## TASK BRIEF:
Give back every entry, copied exactly.
Start of Block
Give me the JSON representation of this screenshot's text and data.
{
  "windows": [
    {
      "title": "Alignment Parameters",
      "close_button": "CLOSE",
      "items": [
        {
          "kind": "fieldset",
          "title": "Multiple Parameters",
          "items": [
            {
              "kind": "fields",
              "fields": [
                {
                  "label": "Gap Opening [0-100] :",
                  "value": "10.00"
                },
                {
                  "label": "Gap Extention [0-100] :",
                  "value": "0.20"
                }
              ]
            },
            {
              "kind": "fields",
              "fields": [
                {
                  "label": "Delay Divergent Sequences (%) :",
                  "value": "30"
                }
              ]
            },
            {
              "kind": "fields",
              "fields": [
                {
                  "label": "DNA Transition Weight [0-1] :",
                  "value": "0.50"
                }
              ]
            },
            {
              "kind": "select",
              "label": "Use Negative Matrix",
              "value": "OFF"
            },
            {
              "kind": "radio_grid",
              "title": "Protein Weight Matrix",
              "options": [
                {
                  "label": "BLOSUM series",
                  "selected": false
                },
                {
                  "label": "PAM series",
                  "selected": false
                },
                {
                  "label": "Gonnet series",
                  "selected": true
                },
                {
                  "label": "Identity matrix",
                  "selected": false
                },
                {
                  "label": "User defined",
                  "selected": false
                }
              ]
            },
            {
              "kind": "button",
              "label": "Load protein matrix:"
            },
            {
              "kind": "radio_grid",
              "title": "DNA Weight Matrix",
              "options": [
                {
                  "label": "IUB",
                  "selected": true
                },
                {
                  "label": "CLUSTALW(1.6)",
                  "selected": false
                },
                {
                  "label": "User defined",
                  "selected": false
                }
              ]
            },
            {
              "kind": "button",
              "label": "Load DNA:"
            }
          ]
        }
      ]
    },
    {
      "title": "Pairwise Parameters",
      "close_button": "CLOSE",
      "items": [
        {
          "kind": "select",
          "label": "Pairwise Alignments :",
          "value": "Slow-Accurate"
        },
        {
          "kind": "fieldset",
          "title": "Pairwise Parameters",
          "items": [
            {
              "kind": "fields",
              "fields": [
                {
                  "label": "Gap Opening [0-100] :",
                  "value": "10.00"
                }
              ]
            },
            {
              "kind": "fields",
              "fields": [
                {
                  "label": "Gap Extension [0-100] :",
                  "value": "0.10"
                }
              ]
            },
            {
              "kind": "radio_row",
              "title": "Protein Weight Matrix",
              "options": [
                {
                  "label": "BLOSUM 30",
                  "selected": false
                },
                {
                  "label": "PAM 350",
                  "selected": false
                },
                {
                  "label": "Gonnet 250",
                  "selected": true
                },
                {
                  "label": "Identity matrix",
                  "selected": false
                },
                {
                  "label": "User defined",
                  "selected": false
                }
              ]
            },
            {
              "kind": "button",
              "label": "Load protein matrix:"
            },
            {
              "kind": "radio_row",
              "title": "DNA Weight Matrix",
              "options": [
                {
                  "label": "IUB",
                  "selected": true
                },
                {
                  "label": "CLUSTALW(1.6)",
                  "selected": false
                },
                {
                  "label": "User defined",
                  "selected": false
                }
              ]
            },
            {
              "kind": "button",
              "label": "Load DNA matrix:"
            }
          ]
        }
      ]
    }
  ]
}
End of Block
## TASK RESULT:
Give me the JSON representation of this screenshot's text and data.
{
  "windows": [
    {
      "title": "Alignment Parameters",
      "close_button": "CLOSE",
      "items": [
        {
          "kind": "fieldset",
          "title": "Multiple Parameters",
          "items": [
            {
              "kind": "fields",
              "fields": [
                {
                  "label": "Gap Opening [0-100] :",
                  "value": "10.00"
                },
                {
                  "label": "Gap Extention [0-100] :",
                  "value": "0.20"
                }
              ]
            },
            {
              "kind": "fields",
              "fields": [
                {
                  "label": "Delay Divergent Sequences (%) :",
                  "value": "30"
                }
              ]
            },
            {
              "kind": "fields",
              "fields": [
                {
                  "label": "DNA Transition Weight [0-1] :",
                  "value": "0.50"
                }
              ]
            },
            {
              "kind": "select",
              "label": "Use Negative Matrix",
              "value": "OFF"
            },
            {
              "kind": "radio_grid",
              "title": "Protein Weight Matrix",
              "options": [
                {
                  "label": "BLOSUM series",
                  "selected": false
                },
                {
                  "label": "PAM series",
                  "selected": false
                },
                {
                  "label": "Gonnet series",
                  "selected": true
                },
                {
                  "label": "Identity matrix",
                  "selected": false
                },
                {
                  "label": "User defined",
                  "selected": false
                }
              ]
            },
            {
              "kind": "button",
              "label": "Load protein matrix:"
            },
            {
              "kind": "radio_grid",
              "title": "DNA Weight Matrix",
              "options": [
                {
                  "label": "IUB",
                  "selected": true
                },
                {
                  "label": "CLUSTALW(1.6)",
                  "selected": false
                },
                {
                  "label": "User defined",
                  "selected": false
                }
              ]
            },
            {
              "kind": "button",
              "label": "Load DNA:"
            }
          ]
        }
      ]
    },
    {
      "title": "Pairwise Parameters",
      "close_button": "CLOSE",
      "items": [
        {
          "kind": "select",
          "label": "Pairwise Alignments :",
          "value": "Slow-Accurate"
        },
        {
          "kind": "fieldset",
          "title": "Pairwise Parameters",
          "items": [
            {
              "kind": "fields",
              "fields": [
                {
                  "label": "Gap Opening [0-100] :",
                  "value": "10.00"
                }
              ]
            },
            {
              "kind": "fields",
              "fields": [
                {
                  "label": "Gap Extension [0-100] :",
                  "value": "0.10"
                }
              ]
            },
            {
              "kind": "radio_row",
              "title": "Protein Weight Matrix",
              "options": [
                {
                  "label": "BLOSUM 30",
                  "selected": false
                },
                {
                  "label": "PAM 350",
                  "selected": false
                },
                {
                  "label": "Gonnet 250",
                  "selected": true
                },
                {
                  "label": "Identity matrix",
                  "selected": false
                },
                {
                  "label": "User defined",
                  "selected": false
                }
              ]
            },
            {
              "kind": "button",
              "label": "Load protein matrix:"
            },
            {
              "kind": "radio_row",
              "title": "DNA Weight Matrix",
              "options": [
                {
                  "label": "IUB",
                  "selected": true
                },
                {
                  "label": "CLUSTALW(1.6)",
                  "selected": false
                },
                {
                  "label": "User defined",
                  "selected": false
                }
              ]
            },
            {
              "kind": "button",
              "label": "Load DNA matrix:"
            }
          ]
        }
      ]
    }
  ]
}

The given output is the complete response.